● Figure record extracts
■ ■ ■ ■ ■
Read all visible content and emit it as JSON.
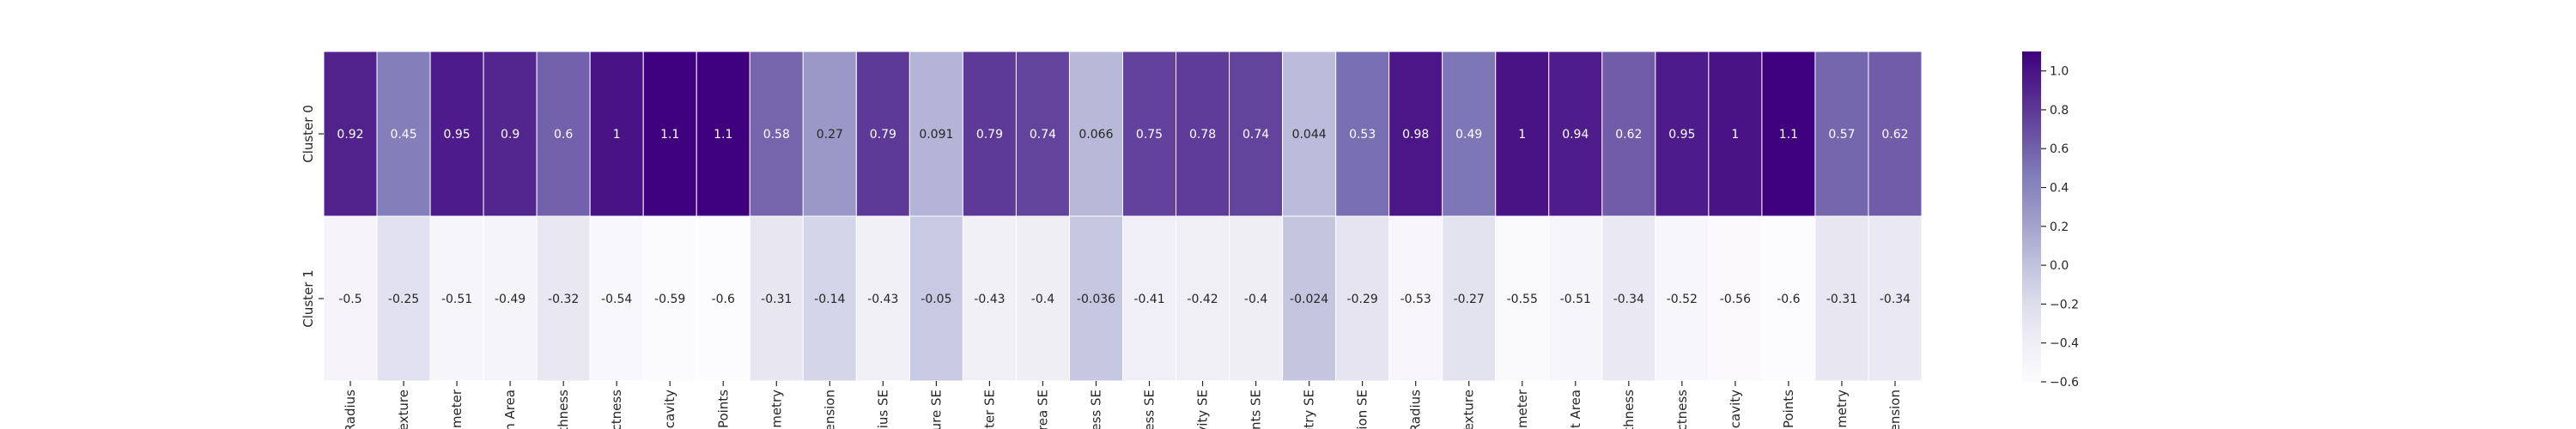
{
  "chart_data": {
    "type": "heatmap",
    "title": "",
    "xlabel": "",
    "ylabel": "",
    "rows": [
      "Cluster 0",
      "Cluster 1"
    ],
    "columns": [
      "Radius",
      "Texture",
      "rimeter",
      "n Area",
      "othness",
      "ctness",
      "ncavity",
      "Points",
      "mmetry",
      "nension",
      "dius SE",
      "ture SE",
      "eter SE",
      "rea SE",
      "ness SE",
      "ess SE",
      "vity SE",
      "ints SE",
      "etry SE",
      "sion SE",
      "Radius",
      "Texture",
      "rimeter",
      "st Area",
      "othness",
      "ctness",
      "ncavity",
      "Points",
      "mmetry",
      "nension"
    ],
    "values": [
      [
        0.92,
        0.45,
        0.95,
        0.9,
        0.6,
        1,
        1.1,
        1.1,
        0.58,
        0.27,
        0.79,
        0.091,
        0.79,
        0.74,
        0.066,
        0.75,
        0.78,
        0.74,
        0.044,
        0.53,
        0.98,
        0.49,
        1,
        0.94,
        0.62,
        0.95,
        1,
        1.1,
        0.57,
        0.62
      ],
      [
        -0.5,
        -0.25,
        -0.51,
        -0.49,
        -0.32,
        -0.54,
        -0.59,
        -0.6,
        -0.31,
        -0.14,
        -0.43,
        -0.05,
        -0.43,
        -0.4,
        -0.036,
        -0.41,
        -0.42,
        -0.4,
        -0.024,
        -0.29,
        -0.53,
        -0.27,
        -0.55,
        -0.51,
        -0.34,
        -0.52,
        -0.56,
        -0.6,
        -0.31,
        -0.34
      ]
    ],
    "colormap": "Purples",
    "colorbar": {
      "min": -0.6,
      "max": 1.1,
      "ticks": [
        1.0,
        0.8,
        0.6,
        0.4,
        0.2,
        0.0,
        -0.2,
        -0.4,
        -0.6
      ],
      "tick_labels": [
        "1.0",
        "0.8",
        "0.6",
        "0.4",
        "0.2",
        "0.0",
        "−0.2",
        "−0.4",
        "−0.6"
      ]
    },
    "legend": "colorbar right",
    "grid": false
  }
}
■ ■ ■ ■ ■
● WRITTEN PROBLEM
Leave the pictures out and print the records above exactly as they stand.

● OUTPUT OF THE EXERCISE
Read all visible content and emit it as JSON.
{
  "chart_data": {
    "type": "heatmap",
    "title": "",
    "xlabel": "",
    "ylabel": "",
    "rows": [
      "Cluster 0",
      "Cluster 1"
    ],
    "columns": [
      "Radius",
      "Texture",
      "rimeter",
      "n Area",
      "othness",
      "ctness",
      "ncavity",
      "Points",
      "mmetry",
      "nension",
      "dius SE",
      "ture SE",
      "eter SE",
      "rea SE",
      "ness SE",
      "ess SE",
      "vity SE",
      "ints SE",
      "etry SE",
      "sion SE",
      "Radius",
      "Texture",
      "rimeter",
      "st Area",
      "othness",
      "ctness",
      "ncavity",
      "Points",
      "mmetry",
      "nension"
    ],
    "values": [
      [
        0.92,
        0.45,
        0.95,
        0.9,
        0.6,
        1,
        1.1,
        1.1,
        0.58,
        0.27,
        0.79,
        0.091,
        0.79,
        0.74,
        0.066,
        0.75,
        0.78,
        0.74,
        0.044,
        0.53,
        0.98,
        0.49,
        1,
        0.94,
        0.62,
        0.95,
        1,
        1.1,
        0.57,
        0.62
      ],
      [
        -0.5,
        -0.25,
        -0.51,
        -0.49,
        -0.32,
        -0.54,
        -0.59,
        -0.6,
        -0.31,
        -0.14,
        -0.43,
        -0.05,
        -0.43,
        -0.4,
        -0.036,
        -0.41,
        -0.42,
        -0.4,
        -0.024,
        -0.29,
        -0.53,
        -0.27,
        -0.55,
        -0.51,
        -0.34,
        -0.52,
        -0.56,
        -0.6,
        -0.31,
        -0.34
      ]
    ],
    "colormap": "Purples",
    "colorbar": {
      "min": -0.6,
      "max": 1.1,
      "ticks": [
        1.0,
        0.8,
        0.6,
        0.4,
        0.2,
        0.0,
        -0.2,
        -0.4,
        -0.6
      ],
      "tick_labels": [
        "1.0",
        "0.8",
        "0.6",
        "0.4",
        "0.2",
        "0.0",
        "−0.2",
        "−0.4",
        "−0.6"
      ]
    },
    "legend": "colorbar right",
    "grid": false
  }
}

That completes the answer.